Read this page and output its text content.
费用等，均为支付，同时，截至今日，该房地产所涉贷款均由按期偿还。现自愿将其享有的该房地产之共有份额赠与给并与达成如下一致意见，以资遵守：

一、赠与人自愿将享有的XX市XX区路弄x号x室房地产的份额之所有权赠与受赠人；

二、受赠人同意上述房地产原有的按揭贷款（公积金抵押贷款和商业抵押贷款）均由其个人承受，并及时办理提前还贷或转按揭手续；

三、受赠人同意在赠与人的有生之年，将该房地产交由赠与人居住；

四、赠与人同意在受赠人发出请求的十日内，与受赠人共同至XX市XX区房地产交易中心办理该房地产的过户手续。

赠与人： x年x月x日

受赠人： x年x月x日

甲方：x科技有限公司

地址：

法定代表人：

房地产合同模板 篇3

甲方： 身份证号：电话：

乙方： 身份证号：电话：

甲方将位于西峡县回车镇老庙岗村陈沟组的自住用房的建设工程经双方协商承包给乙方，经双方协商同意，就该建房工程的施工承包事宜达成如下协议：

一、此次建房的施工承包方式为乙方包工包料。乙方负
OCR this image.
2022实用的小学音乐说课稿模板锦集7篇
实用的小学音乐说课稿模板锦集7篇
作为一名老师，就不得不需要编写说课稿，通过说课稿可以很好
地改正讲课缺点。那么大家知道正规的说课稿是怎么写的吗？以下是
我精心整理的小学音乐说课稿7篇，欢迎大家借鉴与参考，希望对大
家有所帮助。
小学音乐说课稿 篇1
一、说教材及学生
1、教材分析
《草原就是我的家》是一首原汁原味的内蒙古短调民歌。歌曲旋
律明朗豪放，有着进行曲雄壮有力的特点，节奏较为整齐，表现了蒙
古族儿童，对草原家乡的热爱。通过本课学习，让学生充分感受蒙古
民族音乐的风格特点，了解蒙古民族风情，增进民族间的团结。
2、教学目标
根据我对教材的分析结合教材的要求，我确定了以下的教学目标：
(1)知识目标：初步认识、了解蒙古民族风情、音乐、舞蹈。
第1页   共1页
··········
## Exercise prompt
Exactly reproduce the material above.

## Solution to the problem
Read this page and output its text content.
费用等，均为支付，同时，截至今日，该房地产所涉贷款均由按期偿还。现自愿将其享有的该房地产之共有份额赠与给并与达成如下一致意见，以资遵守：

一、赠与人自愿将享有的XX市XX区路弄x号x室房地产的份额之所有权赠与受赠人；

二、受赠人同意上述房地产原有的按揭贷款（公积金抵押贷款和商业抵押贷款）均由其个人承受，并及时办理提前还贷或转按揭手续；

三、受赠人同意在赠与人的有生之年，将该房地产交由赠与人居住；

四、赠与人同意在受赠人发出请求的十日内，与受赠人共同至XX市XX区房地产交易中心办理该房地产的过户手续。

赠与人： x年x月x日

受赠人： x年x月x日

甲方：x科技有限公司

地址：

法定代表人：

房地产合同模板 篇3

甲方： 身份证号：电话：

乙方： 身份证号：电话：

甲方将位于西峡县回车镇老庙岗村陈沟组的自住用房的建设工程经双方协商承包给乙方，经双方协商同意，就该建房工程的施工承包事宜达成如下协议：

一、此次建房的施工承包方式为乙方包工包料。乙方负
OCR this image.
2022实用的小学音乐说课稿模板锦集7篇
实用的小学音乐说课稿模板锦集7篇
作为一名老师，就不得不需要编写说课稿，通过说课稿可以很好
地改正讲课缺点。那么大家知道正规的说课稿是怎么写的吗？以下是
我精心整理的小学音乐说课稿7篇，欢迎大家借鉴与参考，希望对大
家有所帮助。
小学音乐说课稿 篇1
一、说教材及学生
1、教材分析
《草原就是我的家》是一首原汁原味的内蒙古短调民歌。歌曲旋
律明朗豪放，有着进行曲雄壮有力的特点，节奏较为整齐，表现了蒙
古族儿童，对草原家乡的热爱。通过本课学习，让学生充分感受蒙古
民族音乐的风格特点，了解蒙古民族风情，增进民族间的团结。
2、教学目标
根据我对教材的分析结合教材的要求，我确定了以下的教学目标：
(1)知识目标：初步认识、了解蒙古民族风情、音乐、舞蹈。
第1页   共1页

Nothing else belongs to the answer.